Collected data entries:
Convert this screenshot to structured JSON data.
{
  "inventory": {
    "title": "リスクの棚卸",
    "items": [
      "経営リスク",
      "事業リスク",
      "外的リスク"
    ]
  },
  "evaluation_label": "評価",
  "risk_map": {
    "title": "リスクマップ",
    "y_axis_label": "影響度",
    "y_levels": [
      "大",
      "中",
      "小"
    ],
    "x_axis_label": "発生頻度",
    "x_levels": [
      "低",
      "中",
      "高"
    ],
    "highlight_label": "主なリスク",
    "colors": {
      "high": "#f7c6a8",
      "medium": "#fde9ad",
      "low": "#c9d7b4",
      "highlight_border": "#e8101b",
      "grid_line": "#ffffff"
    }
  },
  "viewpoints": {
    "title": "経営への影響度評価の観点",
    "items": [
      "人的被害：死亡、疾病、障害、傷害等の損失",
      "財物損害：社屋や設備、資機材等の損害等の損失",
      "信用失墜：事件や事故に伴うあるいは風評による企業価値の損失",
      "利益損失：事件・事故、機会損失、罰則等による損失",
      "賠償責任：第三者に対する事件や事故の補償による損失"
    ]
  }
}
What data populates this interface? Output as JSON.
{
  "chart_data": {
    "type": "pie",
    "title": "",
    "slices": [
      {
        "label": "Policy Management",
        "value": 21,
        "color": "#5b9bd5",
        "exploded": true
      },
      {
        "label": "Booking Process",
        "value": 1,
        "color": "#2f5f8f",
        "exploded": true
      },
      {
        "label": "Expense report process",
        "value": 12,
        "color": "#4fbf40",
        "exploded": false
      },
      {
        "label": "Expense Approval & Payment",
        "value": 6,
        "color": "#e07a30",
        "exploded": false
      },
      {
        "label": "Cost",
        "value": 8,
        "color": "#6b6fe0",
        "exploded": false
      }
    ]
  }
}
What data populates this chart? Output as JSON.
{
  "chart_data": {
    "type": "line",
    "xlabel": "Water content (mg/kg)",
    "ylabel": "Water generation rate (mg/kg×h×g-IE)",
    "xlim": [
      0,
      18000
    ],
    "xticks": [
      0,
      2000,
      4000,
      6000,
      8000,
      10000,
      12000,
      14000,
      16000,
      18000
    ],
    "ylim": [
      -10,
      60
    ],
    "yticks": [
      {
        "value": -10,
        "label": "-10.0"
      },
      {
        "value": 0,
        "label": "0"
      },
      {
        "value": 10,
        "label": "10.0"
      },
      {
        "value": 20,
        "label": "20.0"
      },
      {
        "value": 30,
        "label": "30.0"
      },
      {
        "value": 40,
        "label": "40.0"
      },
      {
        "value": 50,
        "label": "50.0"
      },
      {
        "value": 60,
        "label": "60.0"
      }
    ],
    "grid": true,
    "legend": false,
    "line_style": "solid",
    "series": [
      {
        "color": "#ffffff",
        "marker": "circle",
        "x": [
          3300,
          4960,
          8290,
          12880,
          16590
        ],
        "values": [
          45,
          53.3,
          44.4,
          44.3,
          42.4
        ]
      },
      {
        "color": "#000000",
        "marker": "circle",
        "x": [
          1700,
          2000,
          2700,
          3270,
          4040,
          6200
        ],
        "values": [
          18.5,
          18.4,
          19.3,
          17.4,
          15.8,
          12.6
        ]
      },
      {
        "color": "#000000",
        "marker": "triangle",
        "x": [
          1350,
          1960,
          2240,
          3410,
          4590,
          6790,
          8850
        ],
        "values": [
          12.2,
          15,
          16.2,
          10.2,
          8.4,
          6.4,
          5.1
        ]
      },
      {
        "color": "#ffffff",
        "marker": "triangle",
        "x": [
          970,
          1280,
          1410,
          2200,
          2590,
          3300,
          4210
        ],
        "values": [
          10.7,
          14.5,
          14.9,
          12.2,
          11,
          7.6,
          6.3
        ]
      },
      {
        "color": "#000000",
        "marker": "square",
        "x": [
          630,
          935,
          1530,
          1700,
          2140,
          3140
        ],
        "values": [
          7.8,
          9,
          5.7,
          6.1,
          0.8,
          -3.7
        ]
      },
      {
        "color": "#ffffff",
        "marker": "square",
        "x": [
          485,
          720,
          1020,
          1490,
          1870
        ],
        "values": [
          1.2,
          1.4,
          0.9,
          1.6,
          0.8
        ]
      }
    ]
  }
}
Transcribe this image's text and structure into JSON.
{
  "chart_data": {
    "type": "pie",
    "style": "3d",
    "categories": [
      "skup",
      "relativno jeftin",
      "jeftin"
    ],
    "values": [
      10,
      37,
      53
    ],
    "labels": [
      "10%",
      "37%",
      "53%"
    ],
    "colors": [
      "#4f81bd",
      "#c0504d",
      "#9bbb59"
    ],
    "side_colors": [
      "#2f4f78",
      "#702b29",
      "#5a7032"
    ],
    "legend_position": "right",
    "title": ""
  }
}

GIVEN REQUEST: Reproduce the whole listing word for word.

WRITTEN REPLY:
Convert this screenshot to structured JSON data.
{
  "inventory": {
    "title": "リスクの棚卸",
    "items": [
      "経営リスク",
      "事業リスク",
      "外的リスク"
    ]
  },
  "evaluation_label": "評価",
  "risk_map": {
    "title": "リスクマップ",
    "y_axis_label": "影響度",
    "y_levels": [
      "大",
      "中",
      "小"
    ],
    "x_axis_label": "発生頻度",
    "x_levels": [
      "低",
      "中",
      "高"
    ],
    "highlight_label": "主なリスク",
    "colors": {
      "high": "#f7c6a8",
      "medium": "#fde9ad",
      "low": "#c9d7b4",
      "highlight_border": "#e8101b",
      "grid_line": "#ffffff"
    }
  },
  "viewpoints": {
    "title": "経営への影響度評価の観点",
    "items": [
      "人的被害：死亡、疾病、障害、傷害等の損失",
      "財物損害：社屋や設備、資機材等の損害等の損失",
      "信用失墜：事件や事故に伴うあるいは風評による企業価値の損失",
      "利益損失：事件・事故、機会損失、罰則等による損失",
      "賠償責任：第三者に対する事件や事故の補償による損失"
    ]
  }
}
What data populates this interface? Output as JSON.
{
  "chart_data": {
    "type": "pie",
    "title": "",
    "slices": [
      {
        "label": "Policy Management",
        "value": 21,
        "color": "#5b9bd5",
        "exploded": true
      },
      {
        "label": "Booking Process",
        "value": 1,
        "color": "#2f5f8f",
        "exploded": true
      },
      {
        "label": "Expense report process",
        "value": 12,
        "color": "#4fbf40",
        "exploded": false
      },
      {
        "label": "Expense Approval & Payment",
        "value": 6,
        "color": "#e07a30",
        "exploded": false
      },
      {
        "label": "Cost",
        "value": 8,
        "color": "#6b6fe0",
        "exploded": false
      }
    ]
  }
}
What data populates this chart? Output as JSON.
{
  "chart_data": {
    "type": "line",
    "xlabel": "Water content (mg/kg)",
    "ylabel": "Water generation rate (mg/kg×h×g-IE)",
    "xlim": [
      0,
      18000
    ],
    "xticks": [
      0,
      2000,
      4000,
      6000,
      8000,
      10000,
      12000,
      14000,
      16000,
      18000
    ],
    "ylim": [
      -10,
      60
    ],
    "yticks": [
      {
        "value": -10,
        "label": "-10.0"
      },
      {
        "value": 0,
        "label": "0"
      },
      {
        "value": 10,
        "label": "10.0"
      },
      {
        "value": 20,
        "label": "20.0"
      },
      {
        "value": 30,
        "label": "30.0"
      },
      {
        "value": 40,
        "label": "40.0"
      },
      {
        "value": 50,
        "label": "50.0"
      },
      {
        "value": 60,
        "label": "60.0"
      }
    ],
    "grid": true,
    "legend": false,
    "line_style": "solid",
    "series": [
      {
        "color": "#ffffff",
        "marker": "circle",
        "x": [
          3300,
          4960,
          8290,
          12880,
          16590
        ],
        "values": [
          45,
          53.3,
          44.4,
          44.3,
          42.4
        ]
      },
      {
        "color": "#000000",
        "marker": "circle",
        "x": [
          1700,
          2000,
          2700,
          3270,
          4040,
          6200
        ],
        "values": [
          18.5,
          18.4,
          19.3,
          17.4,
          15.8,
          12.6
        ]
      },
      {
        "color": "#000000",
        "marker": "triangle",
        "x": [
          1350,
          1960,
          2240,
          3410,
          4590,
          6790,
          8850
        ],
        "values": [
          12.2,
          15,
          16.2,
          10.2,
          8.4,
          6.4,
          5.1
        ]
      },
      {
        "color": "#ffffff",
        "marker": "triangle",
        "x": [
          970,
          1280,
          1410,
          2200,
          2590,
          3300,
          4210
        ],
        "values": [
          10.7,
          14.5,
          14.9,
          12.2,
          11,
          7.6,
          6.3
        ]
      },
      {
        "color": "#000000",
        "marker": "square",
        "x": [
          630,
          935,
          1530,
          1700,
          2140,
          3140
        ],
        "values": [
          7.8,
          9,
          5.7,
          6.1,
          0.8,
          -3.7
        ]
      },
      {
        "color": "#ffffff",
        "marker": "square",
        "x": [
          485,
          720,
          1020,
          1490,
          1870
        ],
        "values": [
          1.2,
          1.4,
          0.9,
          1.6,
          0.8
        ]
      }
    ]
  }
}
Transcribe this image's text and structure into JSON.
{
  "chart_data": {
    "type": "pie",
    "style": "3d",
    "categories": [
      "skup",
      "relativno jeftin",
      "jeftin"
    ],
    "values": [
      10,
      37,
      53
    ],
    "labels": [
      "10%",
      "37%",
      "53%"
    ],
    "colors": [
      "#4f81bd",
      "#c0504d",
      "#9bbb59"
    ],
    "side_colors": [
      "#2f4f78",
      "#702b29",
      "#5a7032"
    ],
    "legend_position": "right",
    "title": ""
  }
}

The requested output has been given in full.